_Stated goal_. Report how many lines below contain the word "PSAMATHE". Give only the number.

[A block of data]
'''
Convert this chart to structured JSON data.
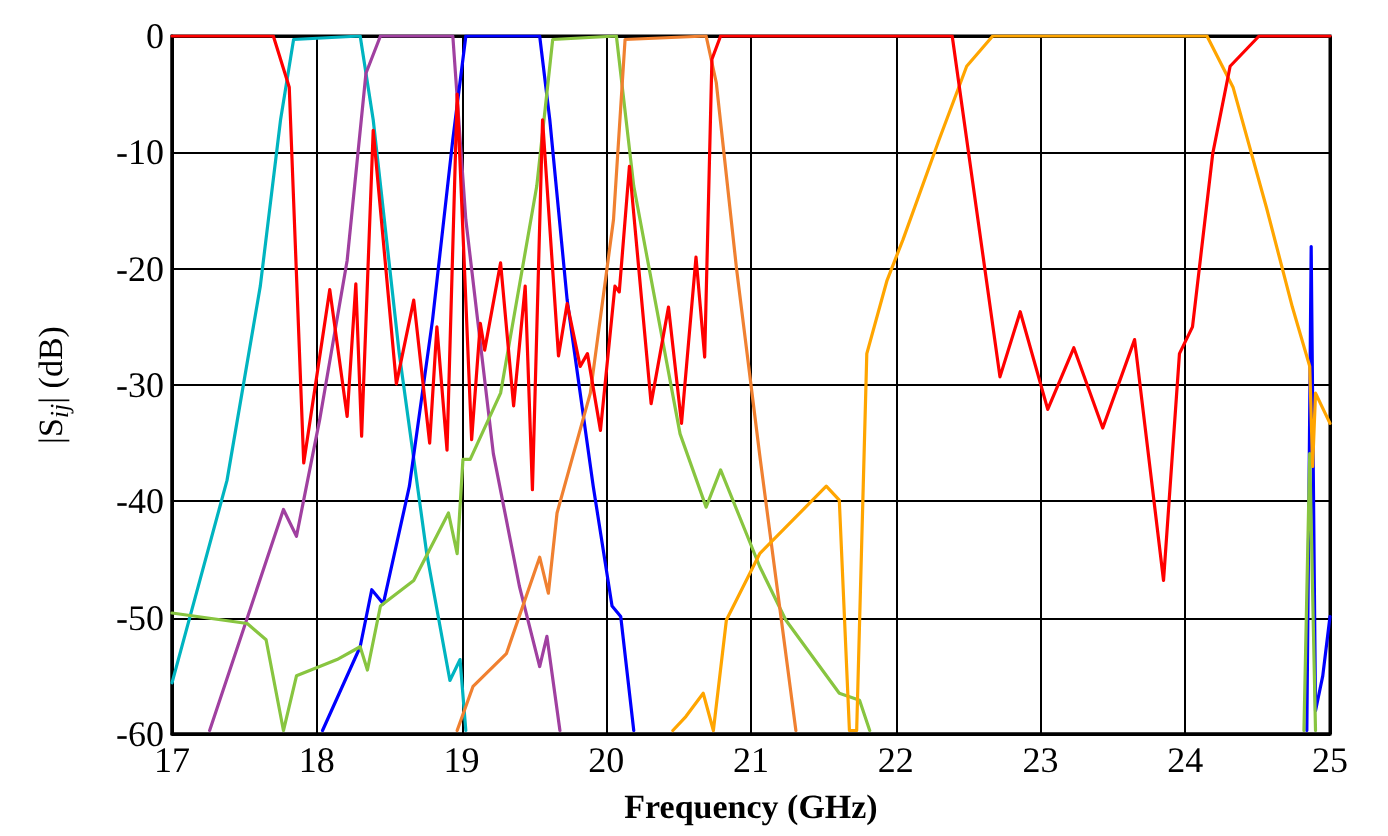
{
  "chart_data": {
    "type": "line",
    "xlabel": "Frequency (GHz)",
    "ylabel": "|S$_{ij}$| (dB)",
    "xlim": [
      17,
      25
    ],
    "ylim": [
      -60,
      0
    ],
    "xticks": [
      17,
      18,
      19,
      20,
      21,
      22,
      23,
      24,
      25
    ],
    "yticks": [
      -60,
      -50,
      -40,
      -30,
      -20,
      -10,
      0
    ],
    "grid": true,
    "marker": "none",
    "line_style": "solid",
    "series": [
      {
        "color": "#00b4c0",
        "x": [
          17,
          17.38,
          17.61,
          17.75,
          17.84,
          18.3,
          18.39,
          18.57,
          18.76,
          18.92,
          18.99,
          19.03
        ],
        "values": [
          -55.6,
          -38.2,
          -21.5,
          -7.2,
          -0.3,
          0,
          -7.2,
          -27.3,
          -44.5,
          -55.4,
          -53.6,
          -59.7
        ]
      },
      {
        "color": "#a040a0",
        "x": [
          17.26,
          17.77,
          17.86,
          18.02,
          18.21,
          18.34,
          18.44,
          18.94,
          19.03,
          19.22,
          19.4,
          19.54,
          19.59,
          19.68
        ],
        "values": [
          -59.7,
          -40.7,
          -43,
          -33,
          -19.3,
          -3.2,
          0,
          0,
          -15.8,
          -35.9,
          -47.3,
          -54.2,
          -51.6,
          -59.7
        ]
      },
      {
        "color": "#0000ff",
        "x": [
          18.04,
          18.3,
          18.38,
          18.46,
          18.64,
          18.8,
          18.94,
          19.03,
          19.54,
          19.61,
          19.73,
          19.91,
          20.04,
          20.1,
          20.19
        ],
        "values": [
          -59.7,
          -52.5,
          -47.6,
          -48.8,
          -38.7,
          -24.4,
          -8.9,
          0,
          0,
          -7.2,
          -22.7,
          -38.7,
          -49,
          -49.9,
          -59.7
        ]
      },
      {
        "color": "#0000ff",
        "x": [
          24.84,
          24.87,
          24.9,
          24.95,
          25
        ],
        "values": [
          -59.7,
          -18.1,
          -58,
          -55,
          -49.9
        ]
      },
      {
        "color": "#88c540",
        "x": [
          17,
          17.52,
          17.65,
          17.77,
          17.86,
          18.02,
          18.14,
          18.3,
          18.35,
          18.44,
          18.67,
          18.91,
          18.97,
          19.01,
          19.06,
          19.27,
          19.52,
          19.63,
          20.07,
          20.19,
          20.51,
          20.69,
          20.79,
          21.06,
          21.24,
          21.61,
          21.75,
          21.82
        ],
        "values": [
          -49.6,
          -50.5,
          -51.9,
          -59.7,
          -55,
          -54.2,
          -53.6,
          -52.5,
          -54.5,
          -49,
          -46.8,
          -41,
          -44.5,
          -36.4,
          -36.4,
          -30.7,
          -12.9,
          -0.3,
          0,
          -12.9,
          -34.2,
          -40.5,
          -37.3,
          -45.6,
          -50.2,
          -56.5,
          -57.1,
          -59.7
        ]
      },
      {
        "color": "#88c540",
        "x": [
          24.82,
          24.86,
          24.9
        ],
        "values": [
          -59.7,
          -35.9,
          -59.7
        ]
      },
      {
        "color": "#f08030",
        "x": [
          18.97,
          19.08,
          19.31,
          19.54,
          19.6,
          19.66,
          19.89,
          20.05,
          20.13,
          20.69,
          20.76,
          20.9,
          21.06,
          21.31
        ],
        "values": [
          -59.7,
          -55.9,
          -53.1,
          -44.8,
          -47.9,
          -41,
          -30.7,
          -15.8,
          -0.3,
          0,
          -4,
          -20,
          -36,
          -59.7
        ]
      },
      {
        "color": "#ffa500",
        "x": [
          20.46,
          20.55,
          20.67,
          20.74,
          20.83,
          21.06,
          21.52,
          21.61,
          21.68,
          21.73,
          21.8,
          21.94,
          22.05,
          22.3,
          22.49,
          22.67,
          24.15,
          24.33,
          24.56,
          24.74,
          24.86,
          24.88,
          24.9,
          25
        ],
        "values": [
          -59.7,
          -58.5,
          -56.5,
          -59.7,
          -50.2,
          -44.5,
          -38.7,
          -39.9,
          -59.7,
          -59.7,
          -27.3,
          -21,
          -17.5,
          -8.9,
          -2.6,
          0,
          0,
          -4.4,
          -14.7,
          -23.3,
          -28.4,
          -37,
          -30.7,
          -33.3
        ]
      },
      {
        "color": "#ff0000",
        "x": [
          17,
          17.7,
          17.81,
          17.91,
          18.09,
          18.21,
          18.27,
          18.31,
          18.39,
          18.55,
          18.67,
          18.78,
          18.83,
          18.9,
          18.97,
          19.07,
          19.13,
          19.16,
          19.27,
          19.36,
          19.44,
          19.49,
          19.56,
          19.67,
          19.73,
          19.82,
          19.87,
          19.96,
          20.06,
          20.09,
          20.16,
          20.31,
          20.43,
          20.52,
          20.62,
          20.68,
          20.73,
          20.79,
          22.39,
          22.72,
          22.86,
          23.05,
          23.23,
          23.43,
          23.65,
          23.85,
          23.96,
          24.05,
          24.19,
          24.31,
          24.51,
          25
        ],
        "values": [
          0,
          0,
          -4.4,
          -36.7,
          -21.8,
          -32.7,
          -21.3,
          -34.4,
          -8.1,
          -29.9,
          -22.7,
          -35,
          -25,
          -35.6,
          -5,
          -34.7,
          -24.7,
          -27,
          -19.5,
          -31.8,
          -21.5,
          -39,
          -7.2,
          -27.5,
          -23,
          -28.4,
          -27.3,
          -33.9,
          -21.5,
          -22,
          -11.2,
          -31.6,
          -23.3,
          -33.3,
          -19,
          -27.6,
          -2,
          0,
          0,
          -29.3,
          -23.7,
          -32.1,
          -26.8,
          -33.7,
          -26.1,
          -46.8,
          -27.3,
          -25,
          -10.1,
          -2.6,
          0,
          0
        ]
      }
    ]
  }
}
'''
'''
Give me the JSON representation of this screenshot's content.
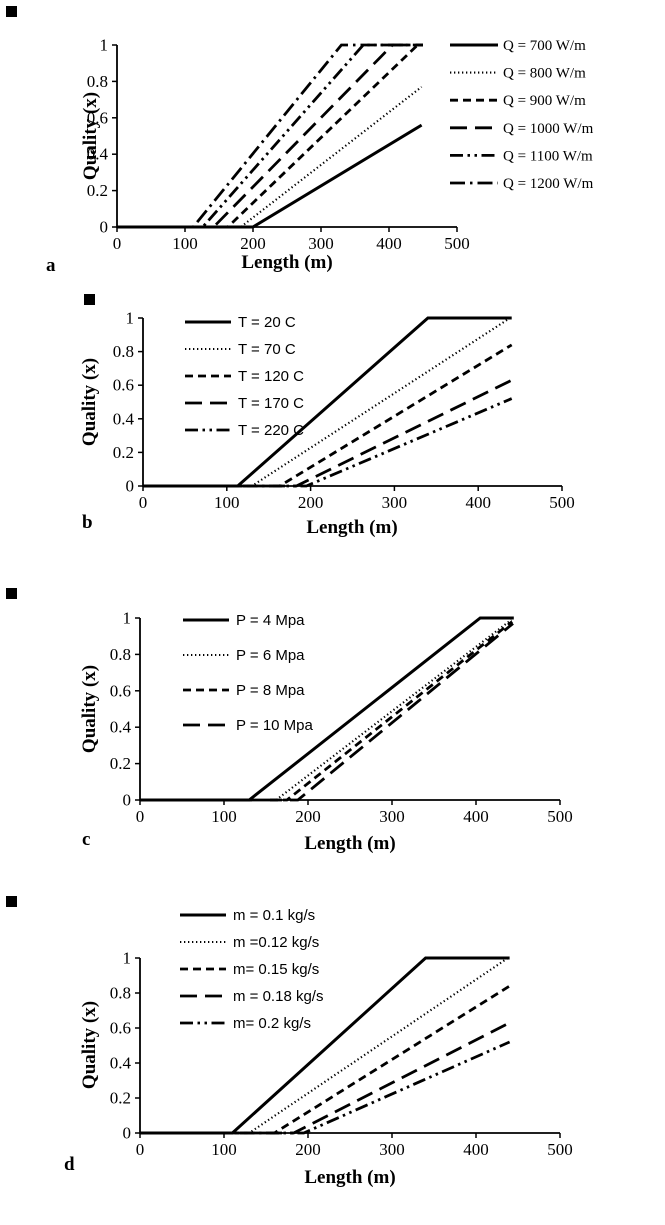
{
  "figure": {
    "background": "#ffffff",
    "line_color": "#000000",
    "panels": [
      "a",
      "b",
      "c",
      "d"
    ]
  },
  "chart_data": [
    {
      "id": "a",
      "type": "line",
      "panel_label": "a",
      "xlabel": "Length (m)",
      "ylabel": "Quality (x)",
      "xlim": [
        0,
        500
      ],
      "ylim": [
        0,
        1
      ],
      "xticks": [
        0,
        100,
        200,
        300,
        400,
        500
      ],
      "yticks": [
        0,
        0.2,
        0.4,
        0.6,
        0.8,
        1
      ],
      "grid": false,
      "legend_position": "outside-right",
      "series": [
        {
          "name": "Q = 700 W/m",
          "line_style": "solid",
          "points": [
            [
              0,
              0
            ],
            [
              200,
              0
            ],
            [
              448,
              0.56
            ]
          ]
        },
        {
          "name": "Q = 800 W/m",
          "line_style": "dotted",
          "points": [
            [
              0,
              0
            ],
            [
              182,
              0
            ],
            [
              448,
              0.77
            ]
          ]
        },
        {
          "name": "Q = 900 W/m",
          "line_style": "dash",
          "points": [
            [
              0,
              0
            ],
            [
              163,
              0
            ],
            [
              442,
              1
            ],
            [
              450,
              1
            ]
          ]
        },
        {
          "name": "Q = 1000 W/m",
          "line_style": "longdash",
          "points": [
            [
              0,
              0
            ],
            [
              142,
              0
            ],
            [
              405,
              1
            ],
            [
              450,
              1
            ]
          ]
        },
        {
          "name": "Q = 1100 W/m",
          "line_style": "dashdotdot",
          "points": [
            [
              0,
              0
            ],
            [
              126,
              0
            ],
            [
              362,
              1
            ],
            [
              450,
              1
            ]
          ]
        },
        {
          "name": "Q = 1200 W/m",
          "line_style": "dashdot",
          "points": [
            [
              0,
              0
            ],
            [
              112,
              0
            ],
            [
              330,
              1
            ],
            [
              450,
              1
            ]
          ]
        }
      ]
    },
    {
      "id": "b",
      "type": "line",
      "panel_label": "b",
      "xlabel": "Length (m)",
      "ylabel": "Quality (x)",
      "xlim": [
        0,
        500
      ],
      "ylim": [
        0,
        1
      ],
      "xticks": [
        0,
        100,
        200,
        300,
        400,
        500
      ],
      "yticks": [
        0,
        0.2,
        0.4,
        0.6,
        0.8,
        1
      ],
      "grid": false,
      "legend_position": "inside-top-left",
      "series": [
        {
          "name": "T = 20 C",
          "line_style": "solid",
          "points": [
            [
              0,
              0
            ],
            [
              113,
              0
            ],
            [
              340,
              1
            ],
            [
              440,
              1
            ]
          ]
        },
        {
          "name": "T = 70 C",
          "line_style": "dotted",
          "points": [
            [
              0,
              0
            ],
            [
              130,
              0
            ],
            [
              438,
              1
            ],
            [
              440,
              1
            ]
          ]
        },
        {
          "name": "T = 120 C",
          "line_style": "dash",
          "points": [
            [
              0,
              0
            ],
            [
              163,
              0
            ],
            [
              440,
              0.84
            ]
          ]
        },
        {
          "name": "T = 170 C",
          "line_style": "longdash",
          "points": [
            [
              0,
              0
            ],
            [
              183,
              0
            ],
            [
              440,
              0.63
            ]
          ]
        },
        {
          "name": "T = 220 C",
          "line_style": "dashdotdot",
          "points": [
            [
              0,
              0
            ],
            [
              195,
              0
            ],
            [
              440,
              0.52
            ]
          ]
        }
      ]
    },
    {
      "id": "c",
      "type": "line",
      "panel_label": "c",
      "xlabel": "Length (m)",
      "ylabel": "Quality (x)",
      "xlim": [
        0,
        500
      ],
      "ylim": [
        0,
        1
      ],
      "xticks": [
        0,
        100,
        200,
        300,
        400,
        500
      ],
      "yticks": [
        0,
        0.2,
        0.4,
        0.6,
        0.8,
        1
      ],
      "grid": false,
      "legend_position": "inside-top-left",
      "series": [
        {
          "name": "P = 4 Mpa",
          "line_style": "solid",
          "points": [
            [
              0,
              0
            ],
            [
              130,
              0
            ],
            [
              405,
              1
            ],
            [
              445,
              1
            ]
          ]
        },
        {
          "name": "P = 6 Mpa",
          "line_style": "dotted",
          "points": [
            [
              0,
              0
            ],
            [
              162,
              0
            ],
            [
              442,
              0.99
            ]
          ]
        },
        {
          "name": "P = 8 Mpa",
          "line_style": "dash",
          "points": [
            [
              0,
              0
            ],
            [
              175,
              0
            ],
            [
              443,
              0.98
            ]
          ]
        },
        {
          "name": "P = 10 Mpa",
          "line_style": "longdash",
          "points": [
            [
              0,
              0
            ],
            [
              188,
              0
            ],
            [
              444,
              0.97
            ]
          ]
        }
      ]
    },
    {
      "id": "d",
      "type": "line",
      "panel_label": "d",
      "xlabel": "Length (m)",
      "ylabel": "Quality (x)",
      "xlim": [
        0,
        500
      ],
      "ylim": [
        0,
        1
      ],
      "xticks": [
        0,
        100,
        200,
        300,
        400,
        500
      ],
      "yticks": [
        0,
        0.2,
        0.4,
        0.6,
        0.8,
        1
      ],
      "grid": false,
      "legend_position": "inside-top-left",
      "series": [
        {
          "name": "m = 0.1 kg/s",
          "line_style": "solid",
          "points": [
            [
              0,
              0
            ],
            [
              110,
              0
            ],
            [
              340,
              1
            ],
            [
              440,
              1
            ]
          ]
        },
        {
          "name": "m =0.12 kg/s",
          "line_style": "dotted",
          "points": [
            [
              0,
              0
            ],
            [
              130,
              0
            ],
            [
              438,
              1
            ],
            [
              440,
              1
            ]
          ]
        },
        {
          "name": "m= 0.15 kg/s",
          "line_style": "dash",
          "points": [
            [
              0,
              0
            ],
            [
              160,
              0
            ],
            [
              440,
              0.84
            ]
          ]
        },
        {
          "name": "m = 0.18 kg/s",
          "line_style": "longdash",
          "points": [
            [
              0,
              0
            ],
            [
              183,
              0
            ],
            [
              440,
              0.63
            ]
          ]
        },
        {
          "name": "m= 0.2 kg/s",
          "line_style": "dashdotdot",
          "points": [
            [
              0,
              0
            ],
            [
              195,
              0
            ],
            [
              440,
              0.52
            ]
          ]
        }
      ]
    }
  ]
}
'''
'''
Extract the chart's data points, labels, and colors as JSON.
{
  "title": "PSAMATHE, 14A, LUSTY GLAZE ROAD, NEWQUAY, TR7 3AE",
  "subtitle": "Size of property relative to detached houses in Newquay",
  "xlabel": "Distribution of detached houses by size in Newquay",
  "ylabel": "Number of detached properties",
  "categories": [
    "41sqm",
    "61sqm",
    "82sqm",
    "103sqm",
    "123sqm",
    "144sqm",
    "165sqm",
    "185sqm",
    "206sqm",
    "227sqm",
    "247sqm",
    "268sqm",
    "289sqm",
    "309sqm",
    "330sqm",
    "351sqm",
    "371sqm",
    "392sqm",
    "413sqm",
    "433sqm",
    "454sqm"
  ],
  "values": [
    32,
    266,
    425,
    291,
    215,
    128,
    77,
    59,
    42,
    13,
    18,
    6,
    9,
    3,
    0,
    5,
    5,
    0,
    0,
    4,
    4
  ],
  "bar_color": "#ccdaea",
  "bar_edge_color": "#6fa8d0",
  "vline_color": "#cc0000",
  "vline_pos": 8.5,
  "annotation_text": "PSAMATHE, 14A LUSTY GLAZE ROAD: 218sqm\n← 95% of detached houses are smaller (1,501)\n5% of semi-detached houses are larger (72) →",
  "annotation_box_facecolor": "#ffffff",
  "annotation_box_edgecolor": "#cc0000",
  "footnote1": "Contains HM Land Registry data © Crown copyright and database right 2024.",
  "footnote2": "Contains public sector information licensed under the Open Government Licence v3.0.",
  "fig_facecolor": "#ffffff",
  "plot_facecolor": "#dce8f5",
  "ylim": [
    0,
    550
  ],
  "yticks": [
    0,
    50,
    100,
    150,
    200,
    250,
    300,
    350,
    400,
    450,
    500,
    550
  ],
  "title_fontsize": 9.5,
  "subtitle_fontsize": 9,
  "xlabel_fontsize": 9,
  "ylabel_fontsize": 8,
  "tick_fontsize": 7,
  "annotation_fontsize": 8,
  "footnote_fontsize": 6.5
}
'''
_Answer to this task_. 2